## To do
Please retype the records below exactly, leaving out any pictures.

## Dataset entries

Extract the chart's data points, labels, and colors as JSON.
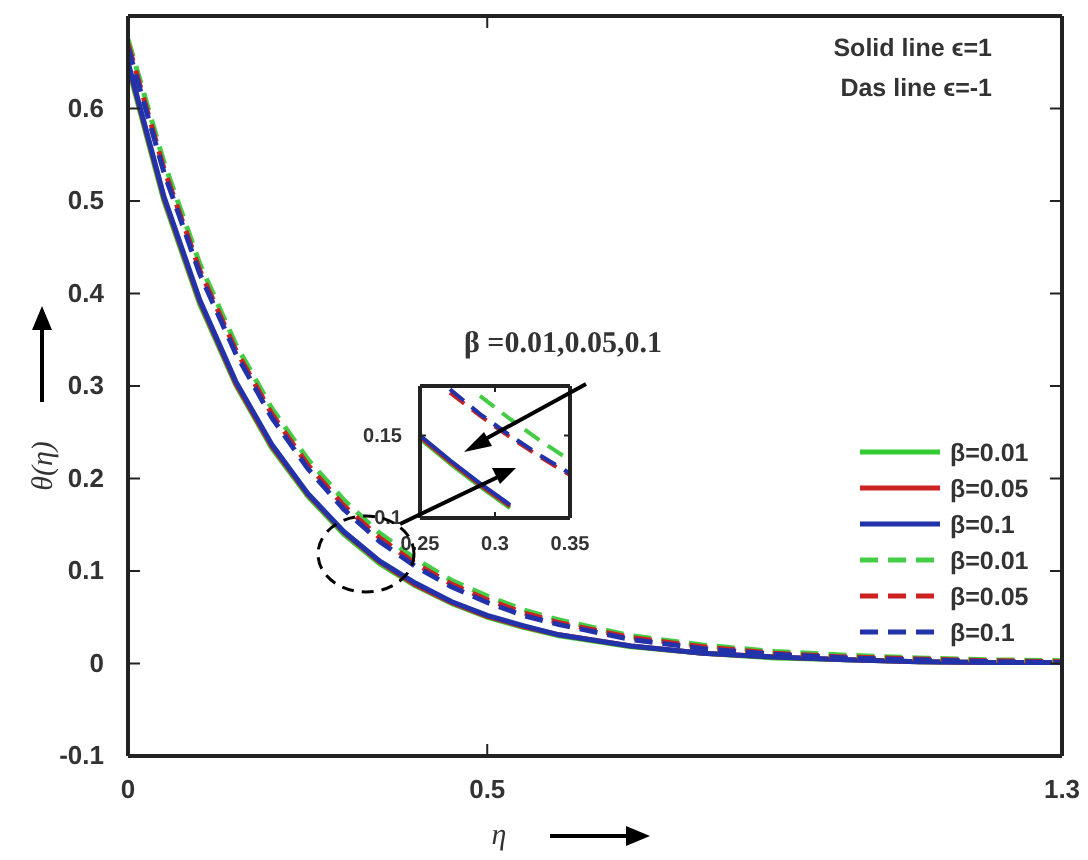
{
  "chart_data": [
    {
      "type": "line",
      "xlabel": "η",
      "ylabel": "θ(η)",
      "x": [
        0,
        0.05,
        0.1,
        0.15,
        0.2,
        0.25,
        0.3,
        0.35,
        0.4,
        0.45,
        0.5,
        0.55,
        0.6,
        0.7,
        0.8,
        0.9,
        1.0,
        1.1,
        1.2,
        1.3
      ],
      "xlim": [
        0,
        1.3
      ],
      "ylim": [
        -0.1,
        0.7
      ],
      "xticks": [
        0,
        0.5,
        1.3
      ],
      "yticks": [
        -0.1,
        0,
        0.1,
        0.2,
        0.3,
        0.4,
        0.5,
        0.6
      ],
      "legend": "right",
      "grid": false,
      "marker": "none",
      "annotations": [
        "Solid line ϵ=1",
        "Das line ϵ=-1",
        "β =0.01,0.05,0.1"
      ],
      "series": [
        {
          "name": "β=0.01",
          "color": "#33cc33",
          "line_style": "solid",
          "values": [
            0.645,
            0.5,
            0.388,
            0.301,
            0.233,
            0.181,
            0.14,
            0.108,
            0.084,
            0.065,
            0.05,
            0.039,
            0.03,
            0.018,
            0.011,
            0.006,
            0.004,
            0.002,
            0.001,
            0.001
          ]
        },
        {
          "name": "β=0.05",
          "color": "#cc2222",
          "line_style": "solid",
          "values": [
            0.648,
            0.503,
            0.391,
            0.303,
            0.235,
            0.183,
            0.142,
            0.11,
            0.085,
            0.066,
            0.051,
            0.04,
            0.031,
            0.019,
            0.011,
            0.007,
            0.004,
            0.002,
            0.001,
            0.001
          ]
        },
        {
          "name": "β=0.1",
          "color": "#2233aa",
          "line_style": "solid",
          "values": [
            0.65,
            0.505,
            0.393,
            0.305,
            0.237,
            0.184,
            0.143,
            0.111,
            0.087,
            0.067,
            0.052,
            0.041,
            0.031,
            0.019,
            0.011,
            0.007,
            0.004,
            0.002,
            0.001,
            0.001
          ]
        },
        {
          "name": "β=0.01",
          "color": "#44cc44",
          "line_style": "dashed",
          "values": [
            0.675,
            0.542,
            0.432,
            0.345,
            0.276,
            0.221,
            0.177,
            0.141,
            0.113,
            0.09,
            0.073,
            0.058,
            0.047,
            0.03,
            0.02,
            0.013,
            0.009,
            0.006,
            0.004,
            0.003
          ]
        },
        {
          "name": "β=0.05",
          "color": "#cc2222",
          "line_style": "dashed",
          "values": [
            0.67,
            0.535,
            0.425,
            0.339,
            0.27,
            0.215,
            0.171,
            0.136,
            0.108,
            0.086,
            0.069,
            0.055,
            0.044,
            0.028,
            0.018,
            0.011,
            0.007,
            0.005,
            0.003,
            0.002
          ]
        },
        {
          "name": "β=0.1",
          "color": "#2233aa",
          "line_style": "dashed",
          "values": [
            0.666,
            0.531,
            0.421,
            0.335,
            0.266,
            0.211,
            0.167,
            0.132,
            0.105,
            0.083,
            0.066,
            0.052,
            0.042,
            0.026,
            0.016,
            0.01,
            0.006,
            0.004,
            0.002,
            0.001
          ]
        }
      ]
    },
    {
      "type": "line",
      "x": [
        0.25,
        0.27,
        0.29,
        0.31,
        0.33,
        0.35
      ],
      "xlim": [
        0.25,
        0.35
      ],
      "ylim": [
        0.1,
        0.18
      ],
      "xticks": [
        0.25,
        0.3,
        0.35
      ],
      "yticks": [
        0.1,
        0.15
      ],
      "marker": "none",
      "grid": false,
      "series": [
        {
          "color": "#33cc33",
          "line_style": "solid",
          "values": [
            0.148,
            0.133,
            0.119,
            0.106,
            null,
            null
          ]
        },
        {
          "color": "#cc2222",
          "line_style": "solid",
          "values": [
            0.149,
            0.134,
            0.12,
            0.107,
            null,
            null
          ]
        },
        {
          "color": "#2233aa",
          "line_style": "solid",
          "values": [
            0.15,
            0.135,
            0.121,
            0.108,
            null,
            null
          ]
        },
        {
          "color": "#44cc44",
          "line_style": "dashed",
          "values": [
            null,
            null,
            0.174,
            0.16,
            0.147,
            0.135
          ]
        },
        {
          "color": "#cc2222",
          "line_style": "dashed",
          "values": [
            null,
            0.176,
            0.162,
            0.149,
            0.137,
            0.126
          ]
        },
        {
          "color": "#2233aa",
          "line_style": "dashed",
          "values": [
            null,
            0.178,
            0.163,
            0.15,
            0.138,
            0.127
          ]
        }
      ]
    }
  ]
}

## Exercise solution
Extract the chart's data points, labels, and colors as JSON.
{
  "chart_data": [
    {
      "type": "line",
      "xlabel": "η",
      "ylabel": "θ(η)",
      "x": [
        0,
        0.05,
        0.1,
        0.15,
        0.2,
        0.25,
        0.3,
        0.35,
        0.4,
        0.45,
        0.5,
        0.55,
        0.6,
        0.7,
        0.8,
        0.9,
        1.0,
        1.1,
        1.2,
        1.3
      ],
      "xlim": [
        0,
        1.3
      ],
      "ylim": [
        -0.1,
        0.7
      ],
      "xticks": [
        0,
        0.5,
        1.3
      ],
      "yticks": [
        -0.1,
        0,
        0.1,
        0.2,
        0.3,
        0.4,
        0.5,
        0.6
      ],
      "legend": "right",
      "grid": false,
      "marker": "none",
      "annotations": [
        "Solid line ϵ=1",
        "Das line ϵ=-1",
        "β =0.01,0.05,0.1"
      ],
      "series": [
        {
          "name": "β=0.01",
          "color": "#33cc33",
          "line_style": "solid",
          "values": [
            0.645,
            0.5,
            0.388,
            0.301,
            0.233,
            0.181,
            0.14,
            0.108,
            0.084,
            0.065,
            0.05,
            0.039,
            0.03,
            0.018,
            0.011,
            0.006,
            0.004,
            0.002,
            0.001,
            0.001
          ]
        },
        {
          "name": "β=0.05",
          "color": "#cc2222",
          "line_style": "solid",
          "values": [
            0.648,
            0.503,
            0.391,
            0.303,
            0.235,
            0.183,
            0.142,
            0.11,
            0.085,
            0.066,
            0.051,
            0.04,
            0.031,
            0.019,
            0.011,
            0.007,
            0.004,
            0.002,
            0.001,
            0.001
          ]
        },
        {
          "name": "β=0.1",
          "color": "#2233aa",
          "line_style": "solid",
          "values": [
            0.65,
            0.505,
            0.393,
            0.305,
            0.237,
            0.184,
            0.143,
            0.111,
            0.087,
            0.067,
            0.052,
            0.041,
            0.031,
            0.019,
            0.011,
            0.007,
            0.004,
            0.002,
            0.001,
            0.001
          ]
        },
        {
          "name": "β=0.01",
          "color": "#44cc44",
          "line_style": "dashed",
          "values": [
            0.675,
            0.542,
            0.432,
            0.345,
            0.276,
            0.221,
            0.177,
            0.141,
            0.113,
            0.09,
            0.073,
            0.058,
            0.047,
            0.03,
            0.02,
            0.013,
            0.009,
            0.006,
            0.004,
            0.003
          ]
        },
        {
          "name": "β=0.05",
          "color": "#cc2222",
          "line_style": "dashed",
          "values": [
            0.67,
            0.535,
            0.425,
            0.339,
            0.27,
            0.215,
            0.171,
            0.136,
            0.108,
            0.086,
            0.069,
            0.055,
            0.044,
            0.028,
            0.018,
            0.011,
            0.007,
            0.005,
            0.003,
            0.002
          ]
        },
        {
          "name": "β=0.1",
          "color": "#2233aa",
          "line_style": "dashed",
          "values": [
            0.666,
            0.531,
            0.421,
            0.335,
            0.266,
            0.211,
            0.167,
            0.132,
            0.105,
            0.083,
            0.066,
            0.052,
            0.042,
            0.026,
            0.016,
            0.01,
            0.006,
            0.004,
            0.002,
            0.001
          ]
        }
      ]
    },
    {
      "type": "line",
      "x": [
        0.25,
        0.27,
        0.29,
        0.31,
        0.33,
        0.35
      ],
      "xlim": [
        0.25,
        0.35
      ],
      "ylim": [
        0.1,
        0.18
      ],
      "xticks": [
        0.25,
        0.3,
        0.35
      ],
      "yticks": [
        0.1,
        0.15
      ],
      "marker": "none",
      "grid": false,
      "series": [
        {
          "color": "#33cc33",
          "line_style": "solid",
          "values": [
            0.148,
            0.133,
            0.119,
            0.106,
            null,
            null
          ]
        },
        {
          "color": "#cc2222",
          "line_style": "solid",
          "values": [
            0.149,
            0.134,
            0.12,
            0.107,
            null,
            null
          ]
        },
        {
          "color": "#2233aa",
          "line_style": "solid",
          "values": [
            0.15,
            0.135,
            0.121,
            0.108,
            null,
            null
          ]
        },
        {
          "color": "#44cc44",
          "line_style": "dashed",
          "values": [
            null,
            null,
            0.174,
            0.16,
            0.147,
            0.135
          ]
        },
        {
          "color": "#cc2222",
          "line_style": "dashed",
          "values": [
            null,
            0.176,
            0.162,
            0.149,
            0.137,
            0.126
          ]
        },
        {
          "color": "#2233aa",
          "line_style": "dashed",
          "values": [
            null,
            0.178,
            0.163,
            0.15,
            0.138,
            0.127
          ]
        }
      ]
    }
  ]
}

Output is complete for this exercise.